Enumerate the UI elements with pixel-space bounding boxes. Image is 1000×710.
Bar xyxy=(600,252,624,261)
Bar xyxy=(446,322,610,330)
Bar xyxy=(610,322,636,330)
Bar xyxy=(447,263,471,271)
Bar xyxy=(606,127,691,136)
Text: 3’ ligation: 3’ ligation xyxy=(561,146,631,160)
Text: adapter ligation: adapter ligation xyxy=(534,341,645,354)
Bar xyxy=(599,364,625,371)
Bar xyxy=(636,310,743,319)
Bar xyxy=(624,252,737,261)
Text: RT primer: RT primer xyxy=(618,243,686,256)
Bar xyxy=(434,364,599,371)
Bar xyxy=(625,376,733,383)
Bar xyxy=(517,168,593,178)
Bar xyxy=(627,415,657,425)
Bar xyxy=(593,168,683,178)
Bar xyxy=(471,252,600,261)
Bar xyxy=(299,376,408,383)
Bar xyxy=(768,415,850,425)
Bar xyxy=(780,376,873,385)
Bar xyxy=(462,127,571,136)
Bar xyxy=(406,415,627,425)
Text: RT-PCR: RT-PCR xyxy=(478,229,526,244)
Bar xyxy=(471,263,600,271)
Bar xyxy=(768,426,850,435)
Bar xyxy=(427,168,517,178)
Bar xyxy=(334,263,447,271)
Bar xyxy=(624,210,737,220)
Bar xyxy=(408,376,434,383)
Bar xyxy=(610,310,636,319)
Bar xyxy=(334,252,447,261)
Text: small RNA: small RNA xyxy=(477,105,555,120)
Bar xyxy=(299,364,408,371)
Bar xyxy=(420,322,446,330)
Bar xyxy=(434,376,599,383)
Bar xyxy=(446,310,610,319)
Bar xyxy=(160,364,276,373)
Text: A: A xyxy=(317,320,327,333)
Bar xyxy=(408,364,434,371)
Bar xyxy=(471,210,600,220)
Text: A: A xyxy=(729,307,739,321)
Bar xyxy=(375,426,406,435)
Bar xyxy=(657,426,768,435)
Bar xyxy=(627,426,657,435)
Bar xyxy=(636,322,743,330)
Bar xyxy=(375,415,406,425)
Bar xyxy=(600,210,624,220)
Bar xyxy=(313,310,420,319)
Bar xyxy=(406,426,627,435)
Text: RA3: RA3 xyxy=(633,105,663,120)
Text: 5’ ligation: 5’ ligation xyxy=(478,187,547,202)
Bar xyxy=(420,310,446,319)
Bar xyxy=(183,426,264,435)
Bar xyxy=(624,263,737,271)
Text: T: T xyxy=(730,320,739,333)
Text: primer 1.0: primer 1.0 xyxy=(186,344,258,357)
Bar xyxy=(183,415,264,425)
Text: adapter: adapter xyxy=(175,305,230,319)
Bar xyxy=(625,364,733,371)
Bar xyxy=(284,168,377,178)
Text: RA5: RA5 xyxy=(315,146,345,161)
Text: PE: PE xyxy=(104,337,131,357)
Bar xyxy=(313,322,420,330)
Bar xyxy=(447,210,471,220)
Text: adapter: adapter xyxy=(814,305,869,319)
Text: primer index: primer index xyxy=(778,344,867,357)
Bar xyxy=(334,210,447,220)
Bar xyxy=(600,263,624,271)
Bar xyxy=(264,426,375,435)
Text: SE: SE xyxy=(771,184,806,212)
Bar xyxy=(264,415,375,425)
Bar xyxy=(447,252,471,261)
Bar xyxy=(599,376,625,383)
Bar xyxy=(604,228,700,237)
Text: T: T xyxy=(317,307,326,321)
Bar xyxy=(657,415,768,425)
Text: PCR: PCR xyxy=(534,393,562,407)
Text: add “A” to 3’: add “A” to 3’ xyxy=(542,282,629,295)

+ + + + + + +

■ Do this: Convert all the data above into a Markdown table with two columns, Row and Content. Give each nonblank line its own numbered row and skip any blank lines.

■ Correct result:
| Row | Content |
|---|---|
| 1 | Enumerate the UI elements with pixel-space bounding boxes. Image is 1000×710. |
| 2 | Bar xyxy=(600,252,624,261) |
| 3 | Bar xyxy=(446,322,610,330) |
| 4 | Bar xyxy=(610,322,636,330) |
| 5 | Bar xyxy=(447,263,471,271) |
| 6 | Bar xyxy=(606,127,691,136) |
| 7 | Text: 3’ ligation: 3’ ligation xyxy=(561,146,631,160) |
| 8 | Text: adapter ligation: adapter ligation xyxy=(534,341,645,354) |
| 9 | Bar xyxy=(599,364,625,371) |
| 10 | Bar xyxy=(636,310,743,319) |
| 11 | Bar xyxy=(624,252,737,261) |
| 12 | Text: RT primer: RT primer xyxy=(618,243,686,256) |
| 13 | Bar xyxy=(434,364,599,371) |
| 14 | Bar xyxy=(625,376,733,383) |
| 15 | Bar xyxy=(517,168,593,178) |
| 16 | Bar xyxy=(627,415,657,425) |
| 17 | Bar xyxy=(593,168,683,178) |
| 18 | Bar xyxy=(471,252,600,261) |
| 19 | Bar xyxy=(299,376,408,383) |
| 20 | Bar xyxy=(768,415,850,425) |
| 21 | Bar xyxy=(780,376,873,385) |
| 22 | Bar xyxy=(462,127,571,136) |
| 23 | Bar xyxy=(406,415,627,425) |
| 24 | Text: RT-PCR: RT-PCR xyxy=(478,229,526,244) |
| 25 | Bar xyxy=(471,263,600,271) |
| 26 | Bar xyxy=(768,426,850,435) |
| 27 | Bar xyxy=(427,168,517,178) |
| 28 | Bar xyxy=(334,263,447,271) |
| 29 | Bar xyxy=(624,210,737,220) |
| 30 | Bar xyxy=(408,376,434,383) |
| 31 | Bar xyxy=(610,310,636,319) |
| 32 | Bar xyxy=(334,252,447,261) |
| 33 | Text: small RNA: small RNA xyxy=(477,105,555,120) |
| 34 | Bar xyxy=(299,364,408,371) |
| 35 | Bar xyxy=(420,322,446,330) |
| 36 | Bar xyxy=(434,376,599,383) |
| 37 | Bar xyxy=(446,310,610,319) |
| 38 | Bar xyxy=(160,364,276,373) |
| 39 | Text: A: A xyxy=(317,320,327,333) |
| 40 | Bar xyxy=(408,364,434,371) |
| 41 | Bar xyxy=(471,210,600,220) |
| 42 | Text: A: A xyxy=(729,307,739,321) |
| 43 | Bar xyxy=(375,426,406,435) |
| 44 | Bar xyxy=(657,426,768,435) |
| 45 | Bar xyxy=(627,426,657,435) |
| 46 | Bar xyxy=(636,322,743,330) |
| 47 | Bar xyxy=(375,415,406,425) |
| 48 | Bar xyxy=(600,210,624,220) |
| 49 | Bar xyxy=(313,310,420,319) |
| 50 | Bar xyxy=(406,426,627,435) |
| 51 | Text: RA3: RA3 xyxy=(633,105,663,120) |
| 52 | Text: 5’ ligation: 5’ ligation xyxy=(478,187,547,202) |
| 53 | Bar xyxy=(420,310,446,319) |
| 54 | Bar xyxy=(183,426,264,435) |
| 55 | Bar xyxy=(624,263,737,271) |
| 56 | Text: T: T xyxy=(730,320,739,333) |
| 57 | Text: primer 1.0: primer 1.0 xyxy=(186,344,258,357) |
| 58 | Bar xyxy=(183,415,264,425) |
| 59 | Text: adapter: adapter xyxy=(175,305,230,319) |
| 60 | Bar xyxy=(625,364,733,371) |
| 61 | Bar xyxy=(284,168,377,178) |
| 62 | Text: RA5: RA5 xyxy=(315,146,345,161) |
| 63 | Text: PE: PE xyxy=(104,337,131,357) |
| 64 | Bar xyxy=(313,322,420,330) |
| 65 | Bar xyxy=(447,210,471,220) |
| 66 | Text: adapter: adapter xyxy=(814,305,869,319) |
| 67 | Text: primer index: primer index xyxy=(778,344,867,357) |
| 68 | Bar xyxy=(334,210,447,220) |
| 69 | Bar xyxy=(600,263,624,271) |
| 70 | Bar xyxy=(264,426,375,435) |
| 71 | Text: SE: SE xyxy=(771,184,806,212) |
| 72 | Bar xyxy=(264,415,375,425) |
| 73 | Bar xyxy=(447,252,471,261) |
| 74 | Bar xyxy=(599,376,625,383) |
| 75 | Bar xyxy=(604,228,700,237) |
| 76 | Text: T: T xyxy=(317,307,326,321) |
| 77 | Bar xyxy=(657,415,768,425) |
| 78 | Text: PCR: PCR xyxy=(534,393,562,407) |
| 79 | Text: add “A” to 3’: add “A” to 3’ xyxy=(542,282,629,295) |